Which lines in the records below contain the word "name"? Copy each of them.

--- start of DATA IN THIS EXERCISE ---

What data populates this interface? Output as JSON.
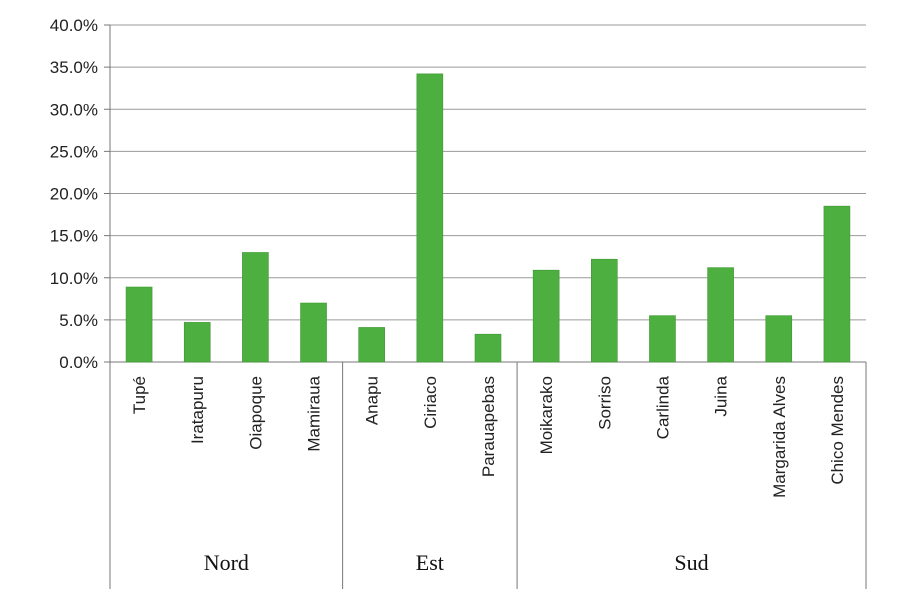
{
  "chart_data": {
    "type": "bar",
    "title": "",
    "xlabel": "",
    "ylabel": "",
    "ylim": [
      0,
      40
    ],
    "y_ticks": [
      "0.0%",
      "5.0%",
      "10.0%",
      "15.0%",
      "20.0%",
      "25.0%",
      "30.0%",
      "35.0%",
      "40.0%"
    ],
    "y_tick_values": [
      0,
      5,
      10,
      15,
      20,
      25,
      30,
      35,
      40
    ],
    "grid": true,
    "bar_color": "#4caf3f",
    "categories": [
      "Tupé",
      "Iratapuru",
      "Oiapoque",
      "Mamiraua",
      "Anapu",
      "Ciriaco",
      "Parauapebas",
      "Moikarako",
      "Sorriso",
      "Carlinda",
      "Juina",
      "Margarida Alves",
      "Chico Mendes"
    ],
    "values": [
      8.9,
      4.7,
      13.0,
      7.0,
      4.1,
      34.2,
      3.3,
      10.9,
      12.2,
      5.5,
      11.2,
      5.5,
      18.5
    ],
    "groups": [
      {
        "label": "Nord",
        "count": 4
      },
      {
        "label": "Est",
        "count": 3
      },
      {
        "label": "Sud",
        "count": 6
      }
    ]
  }
}
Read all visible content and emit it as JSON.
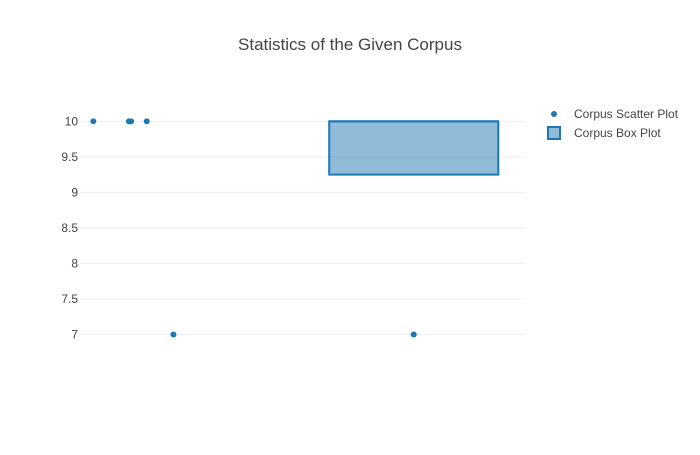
{
  "chart_data": {
    "type": "scatter+box",
    "title": "Statistics of the Given Corpus",
    "xlabel": "",
    "ylabel": "",
    "ylim": [
      6.5,
      10.3
    ],
    "y_ticks": [
      10,
      9.5,
      9,
      8.5,
      8,
      7.5,
      7
    ],
    "y_tick_labels": [
      "10",
      "9.5",
      "9",
      "8.5",
      "8",
      "7.5",
      "7"
    ],
    "grid": true,
    "legend_position": "top-right",
    "series": [
      {
        "name": "Corpus Scatter Plot",
        "kind": "scatter",
        "color": "#1f77b4",
        "y": [
          10,
          10,
          10,
          10,
          7
        ],
        "jitter": [
          -0.44,
          -0.28,
          -0.27,
          -0.2,
          -0.08
        ]
      },
      {
        "name": "Corpus Box Plot",
        "kind": "box",
        "color": "#1f77b4",
        "fill": "rgba(31,119,180,0.5)",
        "q1": 9.25,
        "median": 10,
        "q3": 10,
        "whisker_low": 9.25,
        "whisker_high": 10,
        "outliers": [
          7
        ]
      }
    ]
  }
}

--- end of DATA IN THIS EXERCISE ---

### EXPECTED ANSWER:
        "name": "Corpus Scatter Plot",
        "name": "Corpus Box Plot",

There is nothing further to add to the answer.